WHAT YOU NEED TO DO:
Please repeat all of the listing exactly.

Figure collection entries:
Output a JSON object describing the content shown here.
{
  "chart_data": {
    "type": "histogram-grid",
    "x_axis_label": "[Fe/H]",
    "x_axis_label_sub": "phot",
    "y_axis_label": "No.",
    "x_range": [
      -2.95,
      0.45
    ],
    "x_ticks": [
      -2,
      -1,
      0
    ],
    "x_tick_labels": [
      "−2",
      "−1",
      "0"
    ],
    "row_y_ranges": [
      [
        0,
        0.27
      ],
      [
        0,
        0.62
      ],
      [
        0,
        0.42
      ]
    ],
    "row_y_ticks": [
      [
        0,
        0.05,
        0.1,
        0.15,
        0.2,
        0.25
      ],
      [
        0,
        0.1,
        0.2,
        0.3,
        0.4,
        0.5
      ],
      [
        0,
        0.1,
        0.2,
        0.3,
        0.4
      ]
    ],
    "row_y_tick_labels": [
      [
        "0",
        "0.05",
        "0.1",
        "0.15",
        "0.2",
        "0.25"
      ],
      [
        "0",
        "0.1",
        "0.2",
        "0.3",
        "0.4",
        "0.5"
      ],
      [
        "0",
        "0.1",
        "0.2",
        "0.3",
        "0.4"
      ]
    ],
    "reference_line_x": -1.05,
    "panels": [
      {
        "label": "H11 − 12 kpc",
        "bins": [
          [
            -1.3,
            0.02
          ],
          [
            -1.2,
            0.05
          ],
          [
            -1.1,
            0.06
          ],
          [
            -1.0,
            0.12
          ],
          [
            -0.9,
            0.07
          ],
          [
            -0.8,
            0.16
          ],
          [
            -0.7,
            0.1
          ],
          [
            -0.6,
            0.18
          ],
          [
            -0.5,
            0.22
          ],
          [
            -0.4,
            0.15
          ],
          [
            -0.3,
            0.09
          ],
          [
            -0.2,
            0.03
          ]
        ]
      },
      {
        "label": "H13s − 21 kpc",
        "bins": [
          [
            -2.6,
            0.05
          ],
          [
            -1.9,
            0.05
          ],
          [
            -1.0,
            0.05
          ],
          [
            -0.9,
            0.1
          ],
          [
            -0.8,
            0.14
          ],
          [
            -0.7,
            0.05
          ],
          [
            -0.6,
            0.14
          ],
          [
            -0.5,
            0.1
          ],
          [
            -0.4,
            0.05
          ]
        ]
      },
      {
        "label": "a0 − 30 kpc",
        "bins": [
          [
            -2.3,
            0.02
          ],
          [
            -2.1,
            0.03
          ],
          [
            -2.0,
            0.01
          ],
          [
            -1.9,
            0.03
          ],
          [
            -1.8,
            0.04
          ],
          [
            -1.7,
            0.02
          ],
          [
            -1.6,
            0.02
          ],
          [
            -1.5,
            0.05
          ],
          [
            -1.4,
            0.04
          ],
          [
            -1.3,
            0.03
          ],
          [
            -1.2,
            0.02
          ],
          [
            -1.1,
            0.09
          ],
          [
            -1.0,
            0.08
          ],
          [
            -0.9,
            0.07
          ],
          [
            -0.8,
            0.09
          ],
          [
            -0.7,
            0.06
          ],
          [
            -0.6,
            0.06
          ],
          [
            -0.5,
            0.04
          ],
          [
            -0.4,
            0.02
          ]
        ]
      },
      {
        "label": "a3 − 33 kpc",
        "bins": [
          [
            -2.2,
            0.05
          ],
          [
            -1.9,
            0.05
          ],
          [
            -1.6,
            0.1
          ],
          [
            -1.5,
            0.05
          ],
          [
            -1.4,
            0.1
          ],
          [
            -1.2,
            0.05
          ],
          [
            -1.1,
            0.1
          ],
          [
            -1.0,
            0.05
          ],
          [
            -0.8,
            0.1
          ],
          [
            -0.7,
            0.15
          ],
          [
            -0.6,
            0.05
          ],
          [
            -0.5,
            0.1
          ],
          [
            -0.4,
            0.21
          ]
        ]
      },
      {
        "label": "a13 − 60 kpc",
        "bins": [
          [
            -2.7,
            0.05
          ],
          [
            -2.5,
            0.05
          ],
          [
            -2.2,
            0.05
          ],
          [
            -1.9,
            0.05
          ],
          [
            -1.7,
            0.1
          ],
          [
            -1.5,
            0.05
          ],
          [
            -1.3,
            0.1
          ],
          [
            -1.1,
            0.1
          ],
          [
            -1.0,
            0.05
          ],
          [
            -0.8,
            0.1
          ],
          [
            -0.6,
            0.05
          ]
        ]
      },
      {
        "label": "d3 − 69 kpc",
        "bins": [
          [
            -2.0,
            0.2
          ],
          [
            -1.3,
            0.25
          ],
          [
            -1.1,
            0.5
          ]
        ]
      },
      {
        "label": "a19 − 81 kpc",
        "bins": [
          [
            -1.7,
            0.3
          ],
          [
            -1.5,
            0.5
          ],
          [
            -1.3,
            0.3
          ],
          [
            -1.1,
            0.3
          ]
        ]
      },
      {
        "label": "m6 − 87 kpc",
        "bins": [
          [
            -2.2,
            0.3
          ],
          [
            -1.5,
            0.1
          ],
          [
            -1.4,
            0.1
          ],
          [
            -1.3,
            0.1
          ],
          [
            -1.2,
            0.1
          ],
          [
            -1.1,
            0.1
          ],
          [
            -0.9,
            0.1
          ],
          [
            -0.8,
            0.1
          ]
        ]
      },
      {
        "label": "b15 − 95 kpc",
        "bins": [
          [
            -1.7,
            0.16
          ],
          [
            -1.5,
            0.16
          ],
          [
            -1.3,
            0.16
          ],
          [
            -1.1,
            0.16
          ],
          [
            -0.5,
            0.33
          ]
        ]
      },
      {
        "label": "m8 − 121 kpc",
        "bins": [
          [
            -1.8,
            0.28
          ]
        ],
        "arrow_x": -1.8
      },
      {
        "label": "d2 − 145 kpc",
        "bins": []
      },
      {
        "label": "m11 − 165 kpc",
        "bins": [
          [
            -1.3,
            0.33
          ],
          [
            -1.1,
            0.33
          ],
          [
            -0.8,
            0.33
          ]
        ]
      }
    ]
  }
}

WRITTEN ANSWER:
Output a JSON object describing the content shown here.
{
  "chart_data": {
    "type": "histogram-grid",
    "x_axis_label": "[Fe/H]",
    "x_axis_label_sub": "phot",
    "y_axis_label": "No.",
    "x_range": [
      -2.95,
      0.45
    ],
    "x_ticks": [
      -2,
      -1,
      0
    ],
    "x_tick_labels": [
      "−2",
      "−1",
      "0"
    ],
    "row_y_ranges": [
      [
        0,
        0.27
      ],
      [
        0,
        0.62
      ],
      [
        0,
        0.42
      ]
    ],
    "row_y_ticks": [
      [
        0,
        0.05,
        0.1,
        0.15,
        0.2,
        0.25
      ],
      [
        0,
        0.1,
        0.2,
        0.3,
        0.4,
        0.5
      ],
      [
        0,
        0.1,
        0.2,
        0.3,
        0.4
      ]
    ],
    "row_y_tick_labels": [
      [
        "0",
        "0.05",
        "0.1",
        "0.15",
        "0.2",
        "0.25"
      ],
      [
        "0",
        "0.1",
        "0.2",
        "0.3",
        "0.4",
        "0.5"
      ],
      [
        "0",
        "0.1",
        "0.2",
        "0.3",
        "0.4"
      ]
    ],
    "reference_line_x": -1.05,
    "panels": [
      {
        "label": "H11 − 12 kpc",
        "bins": [
          [
            -1.3,
            0.02
          ],
          [
            -1.2,
            0.05
          ],
          [
            -1.1,
            0.06
          ],
          [
            -1.0,
            0.12
          ],
          [
            -0.9,
            0.07
          ],
          [
            -0.8,
            0.16
          ],
          [
            -0.7,
            0.1
          ],
          [
            -0.6,
            0.18
          ],
          [
            -0.5,
            0.22
          ],
          [
            -0.4,
            0.15
          ],
          [
            -0.3,
            0.09
          ],
          [
            -0.2,
            0.03
          ]
        ]
      },
      {
        "label": "H13s − 21 kpc",
        "bins": [
          [
            -2.6,
            0.05
          ],
          [
            -1.9,
            0.05
          ],
          [
            -1.0,
            0.05
          ],
          [
            -0.9,
            0.1
          ],
          [
            -0.8,
            0.14
          ],
          [
            -0.7,
            0.05
          ],
          [
            -0.6,
            0.14
          ],
          [
            -0.5,
            0.1
          ],
          [
            -0.4,
            0.05
          ]
        ]
      },
      {
        "label": "a0 − 30 kpc",
        "bins": [
          [
            -2.3,
            0.02
          ],
          [
            -2.1,
            0.03
          ],
          [
            -2.0,
            0.01
          ],
          [
            -1.9,
            0.03
          ],
          [
            -1.8,
            0.04
          ],
          [
            -1.7,
            0.02
          ],
          [
            -1.6,
            0.02
          ],
          [
            -1.5,
            0.05
          ],
          [
            -1.4,
            0.04
          ],
          [
            -1.3,
            0.03
          ],
          [
            -1.2,
            0.02
          ],
          [
            -1.1,
            0.09
          ],
          [
            -1.0,
            0.08
          ],
          [
            -0.9,
            0.07
          ],
          [
            -0.8,
            0.09
          ],
          [
            -0.7,
            0.06
          ],
          [
            -0.6,
            0.06
          ],
          [
            -0.5,
            0.04
          ],
          [
            -0.4,
            0.02
          ]
        ]
      },
      {
        "label": "a3 − 33 kpc",
        "bins": [
          [
            -2.2,
            0.05
          ],
          [
            -1.9,
            0.05
          ],
          [
            -1.6,
            0.1
          ],
          [
            -1.5,
            0.05
          ],
          [
            -1.4,
            0.1
          ],
          [
            -1.2,
            0.05
          ],
          [
            -1.1,
            0.1
          ],
          [
            -1.0,
            0.05
          ],
          [
            -0.8,
            0.1
          ],
          [
            -0.7,
            0.15
          ],
          [
            -0.6,
            0.05
          ],
          [
            -0.5,
            0.1
          ],
          [
            -0.4,
            0.21
          ]
        ]
      },
      {
        "label": "a13 − 60 kpc",
        "bins": [
          [
            -2.7,
            0.05
          ],
          [
            -2.5,
            0.05
          ],
          [
            -2.2,
            0.05
          ],
          [
            -1.9,
            0.05
          ],
          [
            -1.7,
            0.1
          ],
          [
            -1.5,
            0.05
          ],
          [
            -1.3,
            0.1
          ],
          [
            -1.1,
            0.1
          ],
          [
            -1.0,
            0.05
          ],
          [
            -0.8,
            0.1
          ],
          [
            -0.6,
            0.05
          ]
        ]
      },
      {
        "label": "d3 − 69 kpc",
        "bins": [
          [
            -2.0,
            0.2
          ],
          [
            -1.3,
            0.25
          ],
          [
            -1.1,
            0.5
          ]
        ]
      },
      {
        "label": "a19 − 81 kpc",
        "bins": [
          [
            -1.7,
            0.3
          ],
          [
            -1.5,
            0.5
          ],
          [
            -1.3,
            0.3
          ],
          [
            -1.1,
            0.3
          ]
        ]
      },
      {
        "label": "m6 − 87 kpc",
        "bins": [
          [
            -2.2,
            0.3
          ],
          [
            -1.5,
            0.1
          ],
          [
            -1.4,
            0.1
          ],
          [
            -1.3,
            0.1
          ],
          [
            -1.2,
            0.1
          ],
          [
            -1.1,
            0.1
          ],
          [
            -0.9,
            0.1
          ],
          [
            -0.8,
            0.1
          ]
        ]
      },
      {
        "label": "b15 − 95 kpc",
        "bins": [
          [
            -1.7,
            0.16
          ],
          [
            -1.5,
            0.16
          ],
          [
            -1.3,
            0.16
          ],
          [
            -1.1,
            0.16
          ],
          [
            -0.5,
            0.33
          ]
        ]
      },
      {
        "label": "m8 − 121 kpc",
        "bins": [
          [
            -1.8,
            0.28
          ]
        ],
        "arrow_x": -1.8
      },
      {
        "label": "d2 − 145 kpc",
        "bins": []
      },
      {
        "label": "m11 − 165 kpc",
        "bins": [
          [
            -1.3,
            0.33
          ],
          [
            -1.1,
            0.33
          ],
          [
            -0.8,
            0.33
          ]
        ]
      }
    ]
  }
}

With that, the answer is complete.